<<<<
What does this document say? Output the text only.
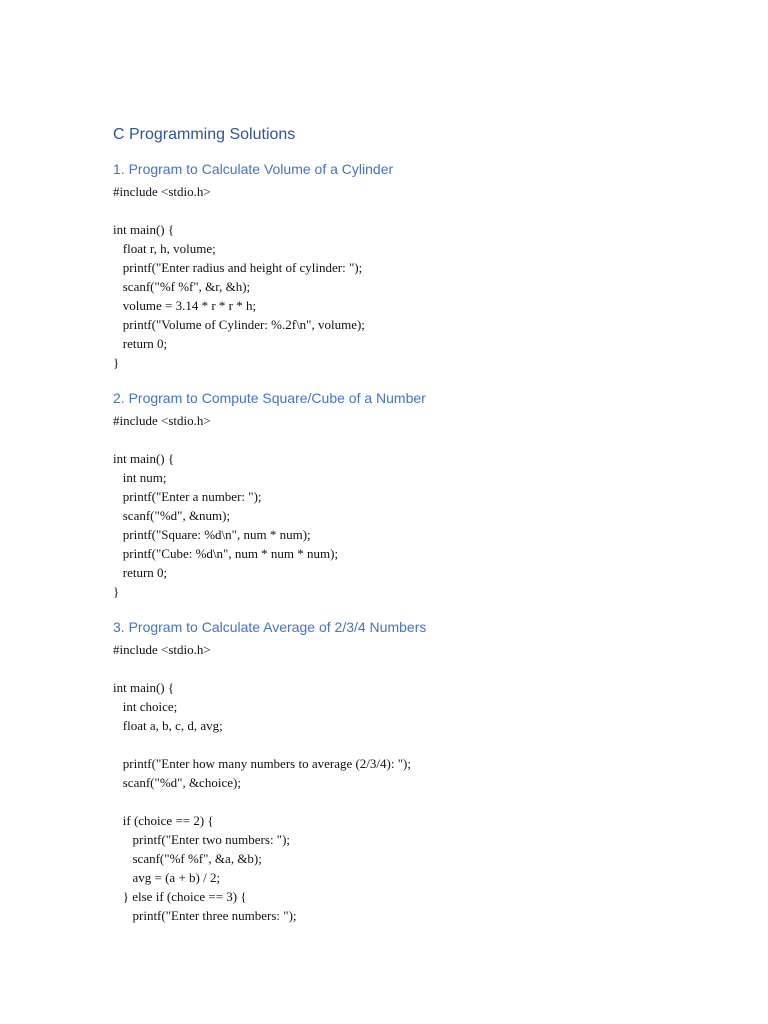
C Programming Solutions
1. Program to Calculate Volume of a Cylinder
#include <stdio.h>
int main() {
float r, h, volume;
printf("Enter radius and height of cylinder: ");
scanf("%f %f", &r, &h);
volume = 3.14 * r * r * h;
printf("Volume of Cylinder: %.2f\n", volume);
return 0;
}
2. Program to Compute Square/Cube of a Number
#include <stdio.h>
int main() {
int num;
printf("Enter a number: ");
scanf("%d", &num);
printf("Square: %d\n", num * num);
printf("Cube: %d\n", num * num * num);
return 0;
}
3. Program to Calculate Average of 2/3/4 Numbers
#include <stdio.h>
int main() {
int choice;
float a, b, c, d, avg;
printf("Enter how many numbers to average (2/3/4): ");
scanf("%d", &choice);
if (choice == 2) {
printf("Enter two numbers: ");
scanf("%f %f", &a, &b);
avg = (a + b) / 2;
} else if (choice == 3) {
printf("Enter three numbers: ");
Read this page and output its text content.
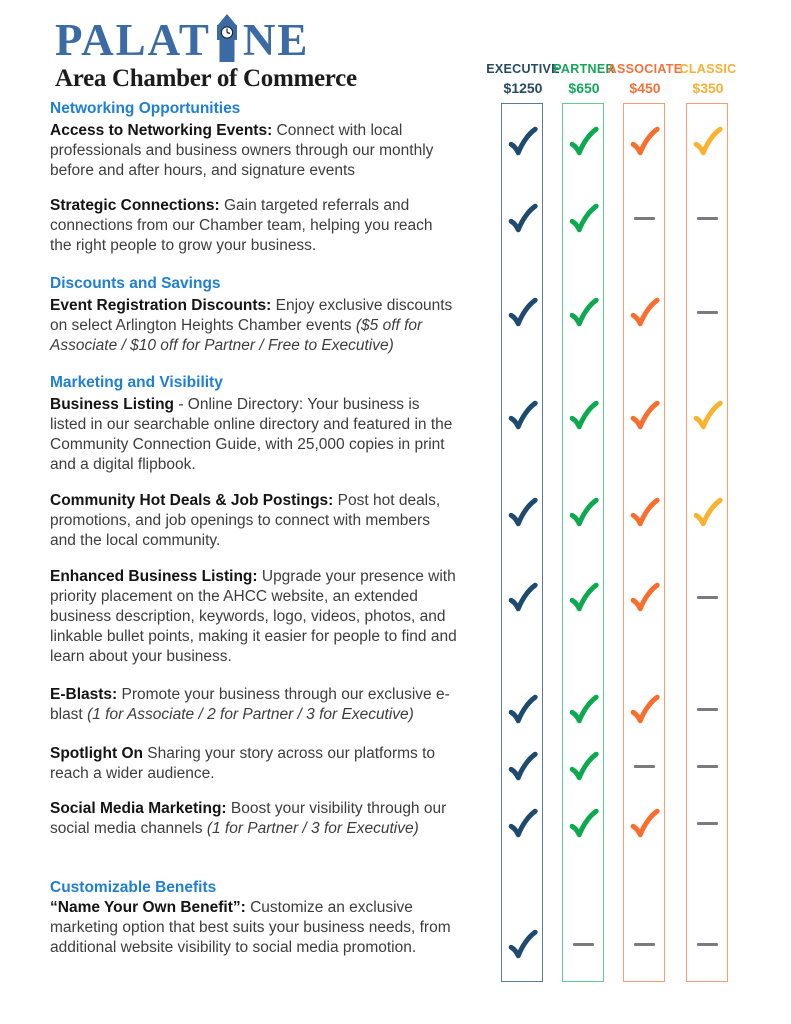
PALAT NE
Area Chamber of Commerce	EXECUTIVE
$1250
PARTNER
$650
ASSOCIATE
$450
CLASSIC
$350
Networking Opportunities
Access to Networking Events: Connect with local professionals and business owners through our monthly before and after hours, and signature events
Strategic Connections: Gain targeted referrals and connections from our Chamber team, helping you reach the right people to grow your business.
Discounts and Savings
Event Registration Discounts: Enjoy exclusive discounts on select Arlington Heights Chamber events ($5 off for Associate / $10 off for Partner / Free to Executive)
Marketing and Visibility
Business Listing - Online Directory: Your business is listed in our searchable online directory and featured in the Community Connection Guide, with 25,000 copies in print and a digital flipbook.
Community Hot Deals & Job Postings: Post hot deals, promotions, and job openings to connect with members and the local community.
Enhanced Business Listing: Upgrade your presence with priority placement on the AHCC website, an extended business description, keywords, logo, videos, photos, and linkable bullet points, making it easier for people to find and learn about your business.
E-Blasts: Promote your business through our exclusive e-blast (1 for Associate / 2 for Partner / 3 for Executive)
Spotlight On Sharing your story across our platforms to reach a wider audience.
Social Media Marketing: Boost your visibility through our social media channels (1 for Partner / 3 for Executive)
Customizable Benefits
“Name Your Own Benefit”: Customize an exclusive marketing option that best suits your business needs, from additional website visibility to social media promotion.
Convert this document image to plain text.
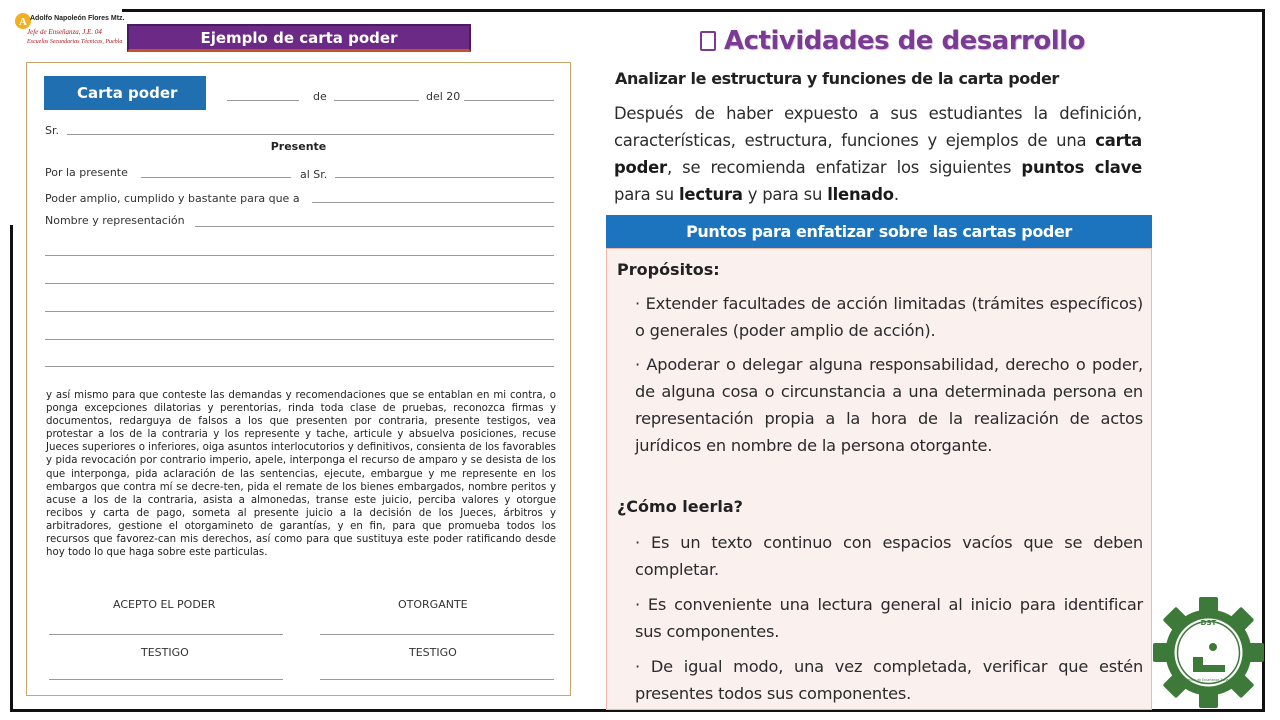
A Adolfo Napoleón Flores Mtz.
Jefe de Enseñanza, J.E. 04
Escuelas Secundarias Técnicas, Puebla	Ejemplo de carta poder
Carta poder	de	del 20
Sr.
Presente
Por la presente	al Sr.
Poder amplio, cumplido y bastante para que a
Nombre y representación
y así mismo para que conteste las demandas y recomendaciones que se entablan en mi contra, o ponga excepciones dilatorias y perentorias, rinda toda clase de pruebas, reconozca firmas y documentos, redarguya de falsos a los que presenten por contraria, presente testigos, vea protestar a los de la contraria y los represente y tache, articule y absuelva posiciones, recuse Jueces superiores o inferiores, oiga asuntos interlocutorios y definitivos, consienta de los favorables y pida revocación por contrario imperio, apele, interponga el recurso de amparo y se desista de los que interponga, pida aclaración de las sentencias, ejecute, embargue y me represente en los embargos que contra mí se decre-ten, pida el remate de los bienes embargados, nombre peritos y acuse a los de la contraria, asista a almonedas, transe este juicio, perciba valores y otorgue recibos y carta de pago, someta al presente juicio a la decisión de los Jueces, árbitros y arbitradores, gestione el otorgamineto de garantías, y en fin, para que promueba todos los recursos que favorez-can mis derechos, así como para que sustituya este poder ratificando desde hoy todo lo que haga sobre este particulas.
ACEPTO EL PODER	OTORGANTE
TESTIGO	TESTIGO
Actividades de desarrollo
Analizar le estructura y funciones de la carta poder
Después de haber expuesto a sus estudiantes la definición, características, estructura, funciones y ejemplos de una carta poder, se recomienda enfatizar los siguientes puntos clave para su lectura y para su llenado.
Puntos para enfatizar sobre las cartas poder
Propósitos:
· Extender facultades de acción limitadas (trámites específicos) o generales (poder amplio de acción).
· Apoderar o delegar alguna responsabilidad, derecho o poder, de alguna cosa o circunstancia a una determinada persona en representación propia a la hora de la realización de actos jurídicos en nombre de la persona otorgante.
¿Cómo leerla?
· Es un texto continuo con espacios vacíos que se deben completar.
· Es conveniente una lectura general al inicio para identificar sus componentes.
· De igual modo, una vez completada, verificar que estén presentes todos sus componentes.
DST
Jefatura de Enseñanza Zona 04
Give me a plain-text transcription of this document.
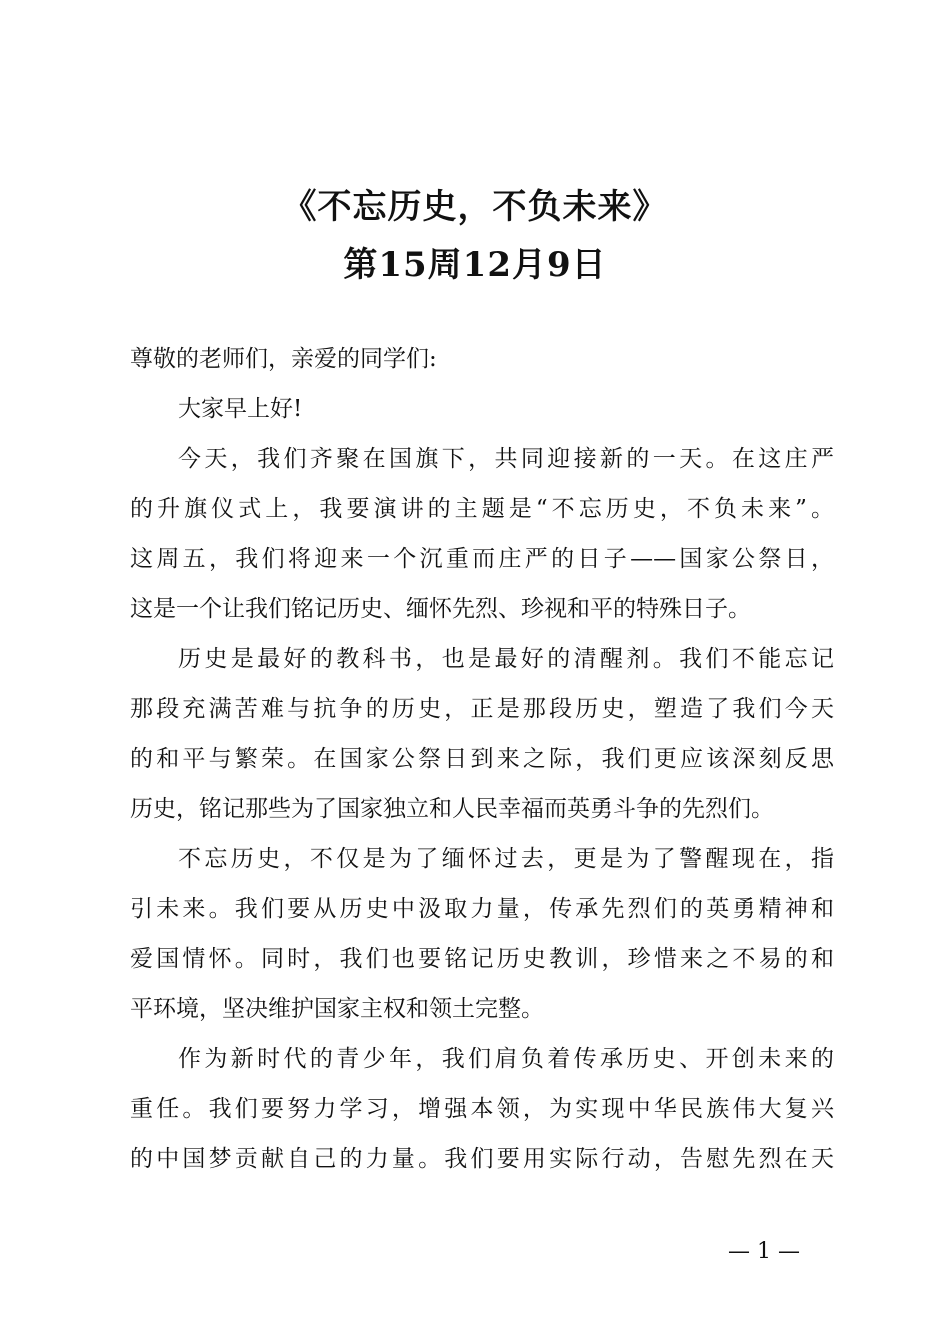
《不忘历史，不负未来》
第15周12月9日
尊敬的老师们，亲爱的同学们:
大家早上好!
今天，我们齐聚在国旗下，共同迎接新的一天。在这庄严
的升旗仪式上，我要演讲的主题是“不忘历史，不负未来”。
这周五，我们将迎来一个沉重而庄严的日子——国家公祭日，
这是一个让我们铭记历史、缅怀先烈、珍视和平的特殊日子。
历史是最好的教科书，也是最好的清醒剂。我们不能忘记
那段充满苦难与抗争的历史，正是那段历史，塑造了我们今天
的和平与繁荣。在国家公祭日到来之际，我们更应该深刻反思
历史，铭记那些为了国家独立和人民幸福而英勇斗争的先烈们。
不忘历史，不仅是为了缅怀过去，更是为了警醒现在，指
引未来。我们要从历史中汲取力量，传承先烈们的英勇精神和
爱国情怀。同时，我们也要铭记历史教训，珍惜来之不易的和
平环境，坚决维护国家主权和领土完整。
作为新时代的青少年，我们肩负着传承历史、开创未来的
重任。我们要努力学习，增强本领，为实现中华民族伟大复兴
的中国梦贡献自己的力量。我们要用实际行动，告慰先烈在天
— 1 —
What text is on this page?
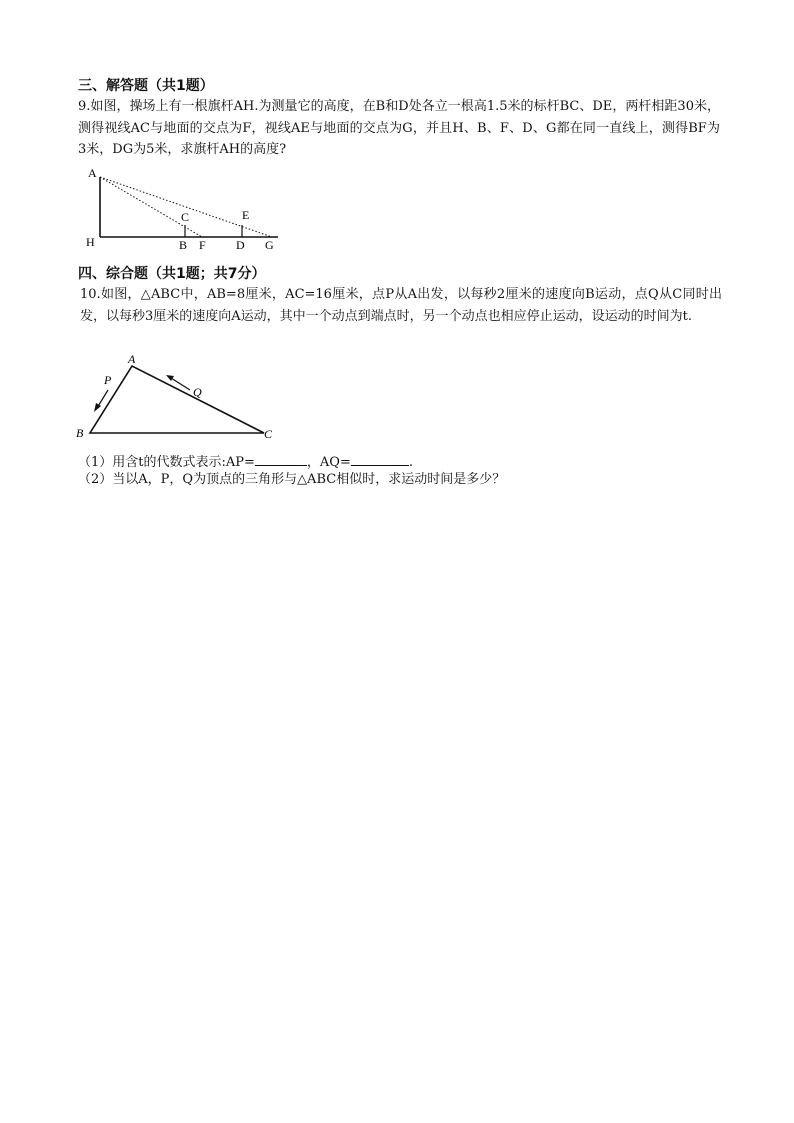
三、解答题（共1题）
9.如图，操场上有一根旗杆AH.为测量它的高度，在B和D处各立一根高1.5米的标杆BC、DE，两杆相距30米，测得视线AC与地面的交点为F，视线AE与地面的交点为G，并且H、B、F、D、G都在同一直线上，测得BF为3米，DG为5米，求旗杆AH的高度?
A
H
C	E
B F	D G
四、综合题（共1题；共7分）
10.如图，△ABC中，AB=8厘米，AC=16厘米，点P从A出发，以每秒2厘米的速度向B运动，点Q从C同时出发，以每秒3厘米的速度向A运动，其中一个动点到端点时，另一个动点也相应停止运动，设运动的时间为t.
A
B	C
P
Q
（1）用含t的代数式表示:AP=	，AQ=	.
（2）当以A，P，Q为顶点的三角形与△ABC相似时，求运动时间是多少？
>>>>
» **Stated task**
Pull out all lines containing the word "Enseñanza" from the entries above.

» **Written response**
Jefe de Enseñanza, J.E. 04
Jefatura de Enseñanza Zona 04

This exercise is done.